**What is asked**
Copy out each line below that has the word "where" in it.

Collection entries:

######

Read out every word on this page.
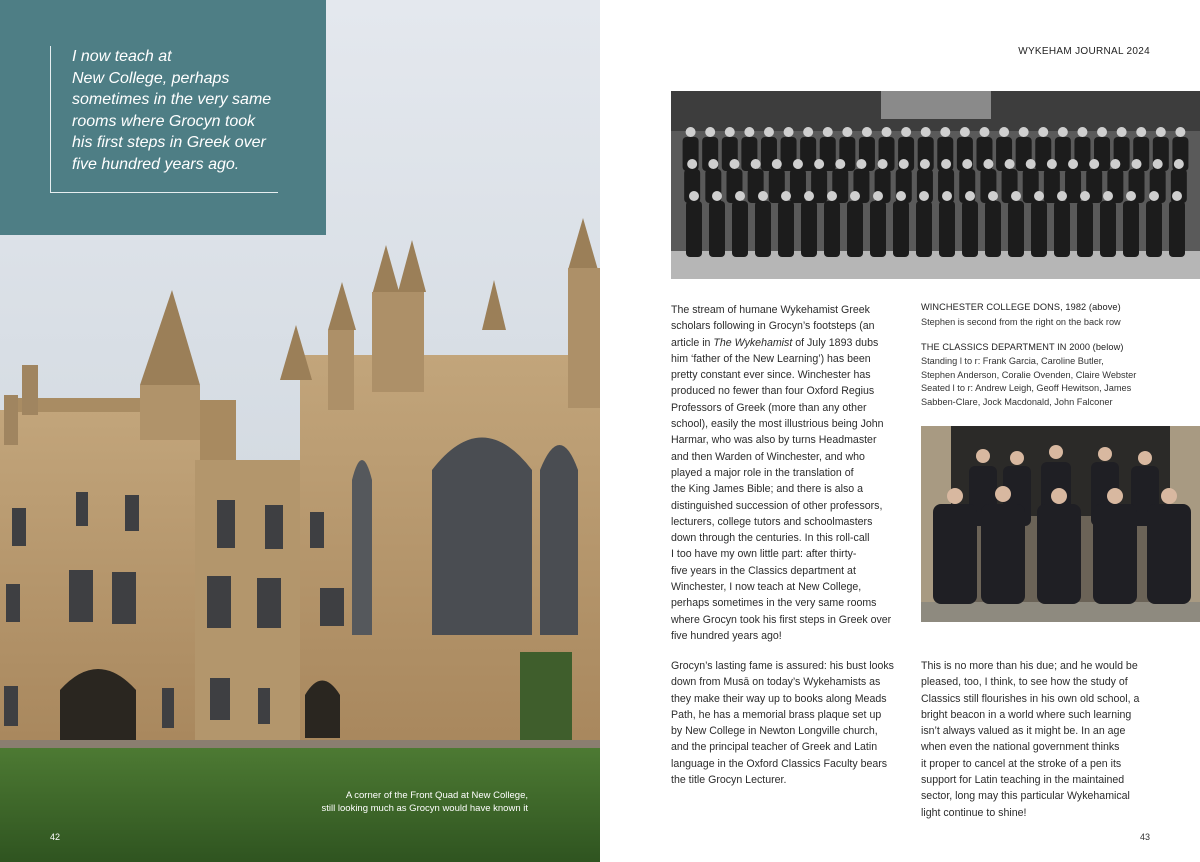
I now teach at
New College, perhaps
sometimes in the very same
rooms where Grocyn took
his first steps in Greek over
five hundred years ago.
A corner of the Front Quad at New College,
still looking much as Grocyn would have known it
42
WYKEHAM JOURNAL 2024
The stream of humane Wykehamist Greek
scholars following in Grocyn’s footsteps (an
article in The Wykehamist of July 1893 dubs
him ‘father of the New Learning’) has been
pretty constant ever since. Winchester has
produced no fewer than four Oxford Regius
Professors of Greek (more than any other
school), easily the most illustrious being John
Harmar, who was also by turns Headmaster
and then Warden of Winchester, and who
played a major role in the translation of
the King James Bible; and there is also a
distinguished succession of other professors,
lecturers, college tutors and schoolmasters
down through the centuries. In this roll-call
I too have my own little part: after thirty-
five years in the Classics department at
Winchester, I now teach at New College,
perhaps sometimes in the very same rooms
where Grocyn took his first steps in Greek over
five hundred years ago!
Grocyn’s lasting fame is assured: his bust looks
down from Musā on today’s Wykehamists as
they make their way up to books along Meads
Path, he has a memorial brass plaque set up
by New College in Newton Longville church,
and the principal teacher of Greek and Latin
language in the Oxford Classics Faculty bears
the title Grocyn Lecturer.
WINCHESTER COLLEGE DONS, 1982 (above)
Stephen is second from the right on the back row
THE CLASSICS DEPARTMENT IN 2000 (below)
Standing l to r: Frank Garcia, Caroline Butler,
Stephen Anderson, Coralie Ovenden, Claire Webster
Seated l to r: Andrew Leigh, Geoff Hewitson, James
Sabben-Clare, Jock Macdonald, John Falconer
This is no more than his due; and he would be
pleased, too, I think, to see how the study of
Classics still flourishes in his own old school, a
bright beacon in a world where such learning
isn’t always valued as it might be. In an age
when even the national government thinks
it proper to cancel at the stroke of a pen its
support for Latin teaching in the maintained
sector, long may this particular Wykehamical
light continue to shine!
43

######

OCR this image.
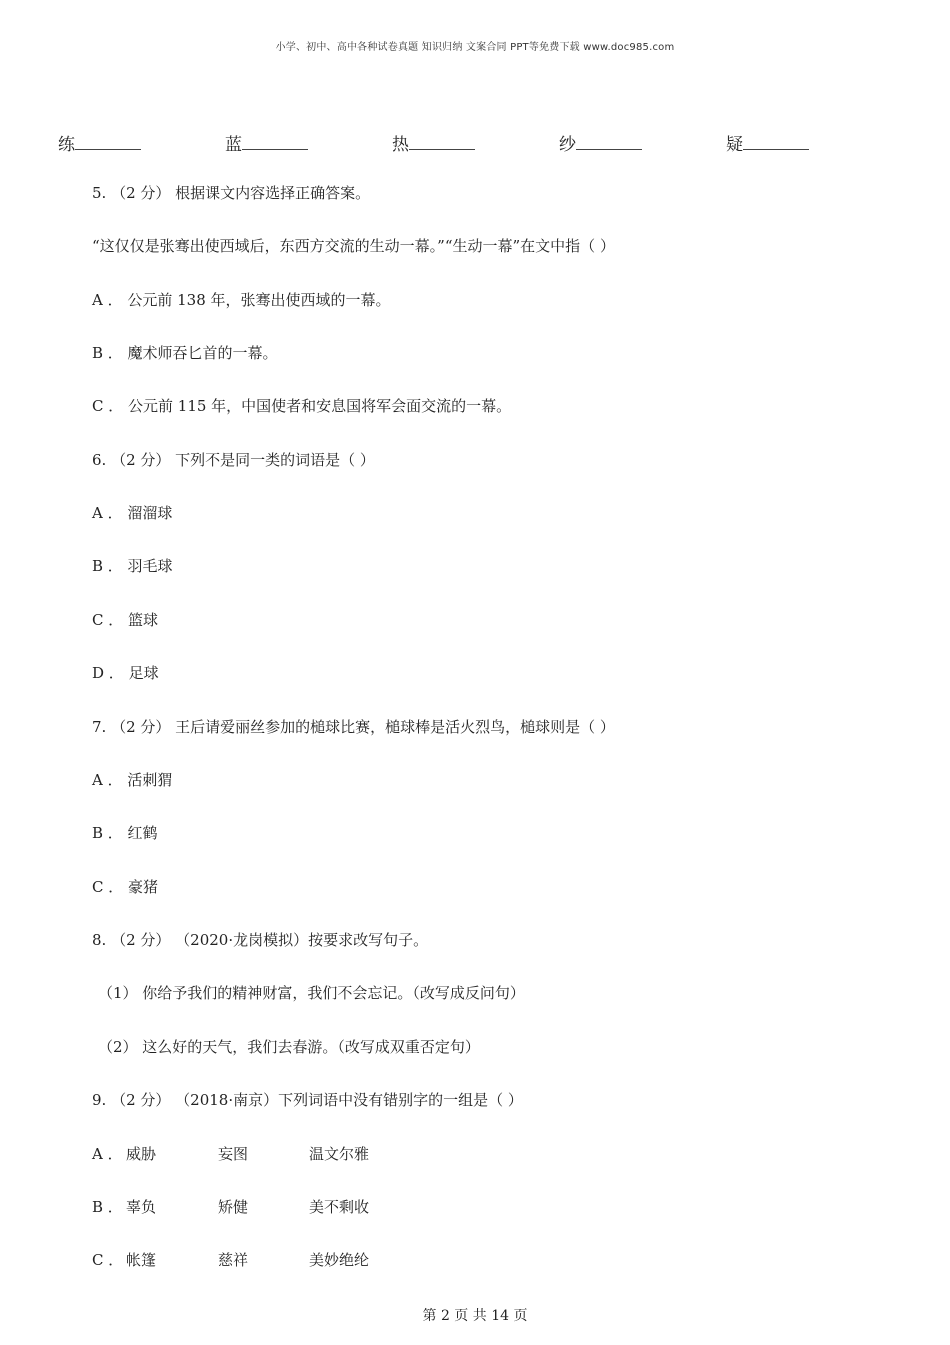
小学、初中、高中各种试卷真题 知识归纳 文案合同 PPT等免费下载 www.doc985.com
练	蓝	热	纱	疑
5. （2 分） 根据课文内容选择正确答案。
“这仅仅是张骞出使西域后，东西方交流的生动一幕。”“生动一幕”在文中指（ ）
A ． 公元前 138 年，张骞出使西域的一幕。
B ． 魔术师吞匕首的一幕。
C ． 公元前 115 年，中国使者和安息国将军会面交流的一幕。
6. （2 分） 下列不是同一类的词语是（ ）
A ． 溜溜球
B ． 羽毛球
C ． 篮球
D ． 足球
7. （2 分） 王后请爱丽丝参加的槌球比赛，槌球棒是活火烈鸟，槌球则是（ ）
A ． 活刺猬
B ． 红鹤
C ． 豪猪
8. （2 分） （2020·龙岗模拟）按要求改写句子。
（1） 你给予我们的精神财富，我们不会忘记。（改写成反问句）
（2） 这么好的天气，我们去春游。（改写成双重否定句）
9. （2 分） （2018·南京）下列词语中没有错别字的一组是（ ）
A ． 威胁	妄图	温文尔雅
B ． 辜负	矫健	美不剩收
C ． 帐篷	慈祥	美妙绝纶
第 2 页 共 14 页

######

**Reply**
rooms where Grocyn took
where Grocyn took his first steps in Greek over
bright beacon in a world where such learning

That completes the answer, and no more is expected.